• **RECORDS FOR PROCESSING**:
## BEGIN
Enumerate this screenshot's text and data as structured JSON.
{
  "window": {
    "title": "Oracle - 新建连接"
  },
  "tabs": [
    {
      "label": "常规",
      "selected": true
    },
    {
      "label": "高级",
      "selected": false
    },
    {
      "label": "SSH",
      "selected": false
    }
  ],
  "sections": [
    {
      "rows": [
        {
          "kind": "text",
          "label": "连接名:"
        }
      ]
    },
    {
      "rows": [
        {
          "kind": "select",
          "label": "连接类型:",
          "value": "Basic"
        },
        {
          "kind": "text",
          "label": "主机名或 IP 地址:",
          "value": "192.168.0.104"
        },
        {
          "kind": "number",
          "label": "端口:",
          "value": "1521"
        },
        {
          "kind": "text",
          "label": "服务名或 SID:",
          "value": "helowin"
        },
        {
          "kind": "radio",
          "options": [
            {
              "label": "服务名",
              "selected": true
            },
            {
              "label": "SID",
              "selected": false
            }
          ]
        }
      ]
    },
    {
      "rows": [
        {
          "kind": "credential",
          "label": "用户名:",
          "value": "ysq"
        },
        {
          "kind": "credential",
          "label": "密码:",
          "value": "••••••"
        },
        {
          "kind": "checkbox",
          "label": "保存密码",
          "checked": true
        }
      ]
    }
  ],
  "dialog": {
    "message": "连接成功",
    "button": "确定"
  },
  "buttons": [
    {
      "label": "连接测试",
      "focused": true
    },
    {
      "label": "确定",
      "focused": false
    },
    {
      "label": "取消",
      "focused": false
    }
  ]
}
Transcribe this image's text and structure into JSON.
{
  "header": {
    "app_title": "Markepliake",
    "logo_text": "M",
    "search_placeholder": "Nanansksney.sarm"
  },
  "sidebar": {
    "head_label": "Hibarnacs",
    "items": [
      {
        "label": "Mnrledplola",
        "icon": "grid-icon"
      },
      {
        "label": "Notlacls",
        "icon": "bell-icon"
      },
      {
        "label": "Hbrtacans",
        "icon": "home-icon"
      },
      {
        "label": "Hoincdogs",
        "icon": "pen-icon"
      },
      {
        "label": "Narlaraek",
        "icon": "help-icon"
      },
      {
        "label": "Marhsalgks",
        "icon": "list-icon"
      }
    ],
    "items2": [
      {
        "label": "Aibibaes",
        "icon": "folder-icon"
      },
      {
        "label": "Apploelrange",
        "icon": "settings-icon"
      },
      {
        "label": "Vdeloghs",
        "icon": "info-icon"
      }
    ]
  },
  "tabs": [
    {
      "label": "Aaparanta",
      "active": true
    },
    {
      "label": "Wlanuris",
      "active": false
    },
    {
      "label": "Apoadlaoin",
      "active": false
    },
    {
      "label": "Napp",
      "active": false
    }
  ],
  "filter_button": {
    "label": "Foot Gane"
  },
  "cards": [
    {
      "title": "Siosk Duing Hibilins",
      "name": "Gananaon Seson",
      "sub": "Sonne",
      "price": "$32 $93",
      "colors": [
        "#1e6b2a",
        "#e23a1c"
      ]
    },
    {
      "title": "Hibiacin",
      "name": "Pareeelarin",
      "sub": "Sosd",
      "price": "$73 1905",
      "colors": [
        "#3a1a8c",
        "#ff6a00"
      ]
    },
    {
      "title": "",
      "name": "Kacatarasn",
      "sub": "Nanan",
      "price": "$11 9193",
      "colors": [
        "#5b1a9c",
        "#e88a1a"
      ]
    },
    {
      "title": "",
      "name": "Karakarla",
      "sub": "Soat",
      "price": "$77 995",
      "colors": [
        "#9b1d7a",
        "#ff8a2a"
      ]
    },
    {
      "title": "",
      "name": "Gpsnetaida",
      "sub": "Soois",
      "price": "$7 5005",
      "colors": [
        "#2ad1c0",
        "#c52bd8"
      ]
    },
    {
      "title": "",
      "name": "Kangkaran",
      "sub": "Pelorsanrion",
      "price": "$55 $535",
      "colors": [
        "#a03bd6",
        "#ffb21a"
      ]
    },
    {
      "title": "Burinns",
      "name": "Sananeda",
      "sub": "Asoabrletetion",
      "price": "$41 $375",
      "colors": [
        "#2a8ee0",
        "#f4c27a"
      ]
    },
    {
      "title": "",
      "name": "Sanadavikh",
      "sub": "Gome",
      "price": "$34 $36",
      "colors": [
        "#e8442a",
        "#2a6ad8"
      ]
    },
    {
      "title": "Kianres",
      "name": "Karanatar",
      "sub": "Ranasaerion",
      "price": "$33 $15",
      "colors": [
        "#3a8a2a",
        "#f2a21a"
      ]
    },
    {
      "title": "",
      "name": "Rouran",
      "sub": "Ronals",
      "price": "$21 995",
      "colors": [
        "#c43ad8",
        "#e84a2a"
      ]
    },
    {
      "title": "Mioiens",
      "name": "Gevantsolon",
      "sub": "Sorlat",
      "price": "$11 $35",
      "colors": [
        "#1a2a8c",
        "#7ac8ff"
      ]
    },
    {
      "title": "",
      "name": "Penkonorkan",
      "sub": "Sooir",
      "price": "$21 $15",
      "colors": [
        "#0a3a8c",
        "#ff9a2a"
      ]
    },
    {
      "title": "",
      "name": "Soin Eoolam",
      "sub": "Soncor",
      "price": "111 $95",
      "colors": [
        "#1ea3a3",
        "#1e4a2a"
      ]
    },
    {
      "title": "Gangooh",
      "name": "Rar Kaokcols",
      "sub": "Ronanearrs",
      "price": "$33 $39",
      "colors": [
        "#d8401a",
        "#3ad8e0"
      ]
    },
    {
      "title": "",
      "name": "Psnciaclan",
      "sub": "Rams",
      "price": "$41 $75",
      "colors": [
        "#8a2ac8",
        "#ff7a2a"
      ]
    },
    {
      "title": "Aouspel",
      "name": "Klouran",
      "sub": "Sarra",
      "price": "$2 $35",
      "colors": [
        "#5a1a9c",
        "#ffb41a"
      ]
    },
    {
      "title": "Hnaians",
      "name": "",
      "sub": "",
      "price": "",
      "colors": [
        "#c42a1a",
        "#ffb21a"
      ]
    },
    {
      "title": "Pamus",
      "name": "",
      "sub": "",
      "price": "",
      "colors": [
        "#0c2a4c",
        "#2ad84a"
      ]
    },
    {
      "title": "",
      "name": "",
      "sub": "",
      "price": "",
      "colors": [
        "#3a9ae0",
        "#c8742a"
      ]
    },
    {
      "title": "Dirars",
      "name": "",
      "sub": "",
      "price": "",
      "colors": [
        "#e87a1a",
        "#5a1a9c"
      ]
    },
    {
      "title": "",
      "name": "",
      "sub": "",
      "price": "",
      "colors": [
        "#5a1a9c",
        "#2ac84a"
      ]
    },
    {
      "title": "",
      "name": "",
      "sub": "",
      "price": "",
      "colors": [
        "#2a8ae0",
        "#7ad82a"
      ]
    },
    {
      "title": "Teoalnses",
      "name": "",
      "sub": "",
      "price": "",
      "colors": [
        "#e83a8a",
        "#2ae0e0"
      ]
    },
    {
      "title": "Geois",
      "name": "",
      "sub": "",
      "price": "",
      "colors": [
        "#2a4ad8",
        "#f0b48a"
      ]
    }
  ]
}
## END
• **TASK TO COMPLETE**: All of the records must be retyped exactly as they are.

• **WORKED SOLUTION**:
Enumerate this screenshot's text and data as structured JSON.
{
  "window": {
    "title": "Oracle - 新建连接"
  },
  "tabs": [
    {
      "label": "常规",
      "selected": true
    },
    {
      "label": "高级",
      "selected": false
    },
    {
      "label": "SSH",
      "selected": false
    }
  ],
  "sections": [
    {
      "rows": [
        {
          "kind": "text",
          "label": "连接名:"
        }
      ]
    },
    {
      "rows": [
        {
          "kind": "select",
          "label": "连接类型:",
          "value": "Basic"
        },
        {
          "kind": "text",
          "label": "主机名或 IP 地址:",
          "value": "192.168.0.104"
        },
        {
          "kind": "number",
          "label": "端口:",
          "value": "1521"
        },
        {
          "kind": "text",
          "label": "服务名或 SID:",
          "value": "helowin"
        },
        {
          "kind": "radio",
          "options": [
            {
              "label": "服务名",
              "selected": true
            },
            {
              "label": "SID",
              "selected": false
            }
          ]
        }
      ]
    },
    {
      "rows": [
        {
          "kind": "credential",
          "label": "用户名:",
          "value": "ysq"
        },
        {
          "kind": "credential",
          "label": "密码:",
          "value": "••••••"
        },
        {
          "kind": "checkbox",
          "label": "保存密码",
          "checked": true
        }
      ]
    }
  ],
  "dialog": {
    "message": "连接成功",
    "button": "确定"
  },
  "buttons": [
    {
      "label": "连接测试",
      "focused": true
    },
    {
      "label": "确定",
      "focused": false
    },
    {
      "label": "取消",
      "focused": false
    }
  ]
}
Transcribe this image's text and structure into JSON.
{
  "header": {
    "app_title": "Markepliake",
    "logo_text": "M",
    "search_placeholder": "Nanansksney.sarm"
  },
  "sidebar": {
    "head_label": "Hibarnacs",
    "items": [
      {
        "label": "Mnrledplola",
        "icon": "grid-icon"
      },
      {
        "label": "Notlacls",
        "icon": "bell-icon"
      },
      {
        "label": "Hbrtacans",
        "icon": "home-icon"
      },
      {
        "label": "Hoincdogs",
        "icon": "pen-icon"
      },
      {
        "label": "Narlaraek",
        "icon": "help-icon"
      },
      {
        "label": "Marhsalgks",
        "icon": "list-icon"
      }
    ],
    "items2": [
      {
        "label": "Aibibaes",
        "icon": "folder-icon"
      },
      {
        "label": "Apploelrange",
        "icon": "settings-icon"
      },
      {
        "label": "Vdeloghs",
        "icon": "info-icon"
      }
    ]
  },
  "tabs": [
    {
      "label": "Aaparanta",
      "active": true
    },
    {
      "label": "Wlanuris",
      "active": false
    },
    {
      "label": "Apoadlaoin",
      "active": false
    },
    {
      "label": "Napp",
      "active": false
    }
  ],
  "filter_button": {
    "label": "Foot Gane"
  },
  "cards": [
    {
      "title": "Siosk Duing Hibilins",
      "name": "Gananaon Seson",
      "sub": "Sonne",
      "price": "$32 $93",
      "colors": [
        "#1e6b2a",
        "#e23a1c"
      ]
    },
    {
      "title": "Hibiacin",
      "name": "Pareeelarin",
      "sub": "Sosd",
      "price": "$73 1905",
      "colors": [
        "#3a1a8c",
        "#ff6a00"
      ]
    },
    {
      "title": "",
      "name": "Kacatarasn",
      "sub": "Nanan",
      "price": "$11 9193",
      "colors": [
        "#5b1a9c",
        "#e88a1a"
      ]
    },
    {
      "title": "",
      "name": "Karakarla",
      "sub": "Soat",
      "price": "$77 995",
      "colors": [
        "#9b1d7a",
        "#ff8a2a"
      ]
    },
    {
      "title": "",
      "name": "Gpsnetaida",
      "sub": "Soois",
      "price": "$7 5005",
      "colors": [
        "#2ad1c0",
        "#c52bd8"
      ]
    },
    {
      "title": "",
      "name": "Kangkaran",
      "sub": "Pelorsanrion",
      "price": "$55 $535",
      "colors": [
        "#a03bd6",
        "#ffb21a"
      ]
    },
    {
      "title": "Burinns",
      "name": "Sananeda",
      "sub": "Asoabrletetion",
      "price": "$41 $375",
      "colors": [
        "#2a8ee0",
        "#f4c27a"
      ]
    },
    {
      "title": "",
      "name": "Sanadavikh",
      "sub": "Gome",
      "price": "$34 $36",
      "colors": [
        "#e8442a",
        "#2a6ad8"
      ]
    },
    {
      "title": "Kianres",
      "name": "Karanatar",
      "sub": "Ranasaerion",
      "price": "$33 $15",
      "colors": [
        "#3a8a2a",
        "#f2a21a"
      ]
    },
    {
      "title": "",
      "name": "Rouran",
      "sub": "Ronals",
      "price": "$21 995",
      "colors": [
        "#c43ad8",
        "#e84a2a"
      ]
    },
    {
      "title": "Mioiens",
      "name": "Gevantsolon",
      "sub": "Sorlat",
      "price": "$11 $35",
      "colors": [
        "#1a2a8c",
        "#7ac8ff"
      ]
    },
    {
      "title": "",
      "name": "Penkonorkan",
      "sub": "Sooir",
      "price": "$21 $15",
      "colors": [
        "#0a3a8c",
        "#ff9a2a"
      ]
    },
    {
      "title": "",
      "name": "Soin Eoolam",
      "sub": "Soncor",
      "price": "111 $95",
      "colors": [
        "#1ea3a3",
        "#1e4a2a"
      ]
    },
    {
      "title": "Gangooh",
      "name": "Rar Kaokcols",
      "sub": "Ronanearrs",
      "price": "$33 $39",
      "colors": [
        "#d8401a",
        "#3ad8e0"
      ]
    },
    {
      "title": "",
      "name": "Psnciaclan",
      "sub": "Rams",
      "price": "$41 $75",
      "colors": [
        "#8a2ac8",
        "#ff7a2a"
      ]
    },
    {
      "title": "Aouspel",
      "name": "Klouran",
      "sub": "Sarra",
      "price": "$2 $35",
      "colors": [
        "#5a1a9c",
        "#ffb41a"
      ]
    },
    {
      "title": "Hnaians",
      "name": "",
      "sub": "",
      "price": "",
      "colors": [
        "#c42a1a",
        "#ffb21a"
      ]
    },
    {
      "title": "Pamus",
      "name": "",
      "sub": "",
      "price": "",
      "colors": [
        "#0c2a4c",
        "#2ad84a"
      ]
    },
    {
      "title": "",
      "name": "",
      "sub": "",
      "price": "",
      "colors": [
        "#3a9ae0",
        "#c8742a"
      ]
    },
    {
      "title": "Dirars",
      "name": "",
      "sub": "",
      "price": "",
      "colors": [
        "#e87a1a",
        "#5a1a9c"
      ]
    },
    {
      "title": "",
      "name": "",
      "sub": "",
      "price": "",
      "colors": [
        "#5a1a9c",
        "#2ac84a"
      ]
    },
    {
      "title": "",
      "name": "",
      "sub": "",
      "price": "",
      "colors": [
        "#2a8ae0",
        "#7ad82a"
      ]
    },
    {
      "title": "Teoalnses",
      "name": "",
      "sub": "",
      "price": "",
      "colors": [
        "#e83a8a",
        "#2ae0e0"
      ]
    },
    {
      "title": "Geois",
      "name": "",
      "sub": "",
      "price": "",
      "colors": [
        "#2a4ad8",
        "#f0b48a"
      ]
    }
  ]
}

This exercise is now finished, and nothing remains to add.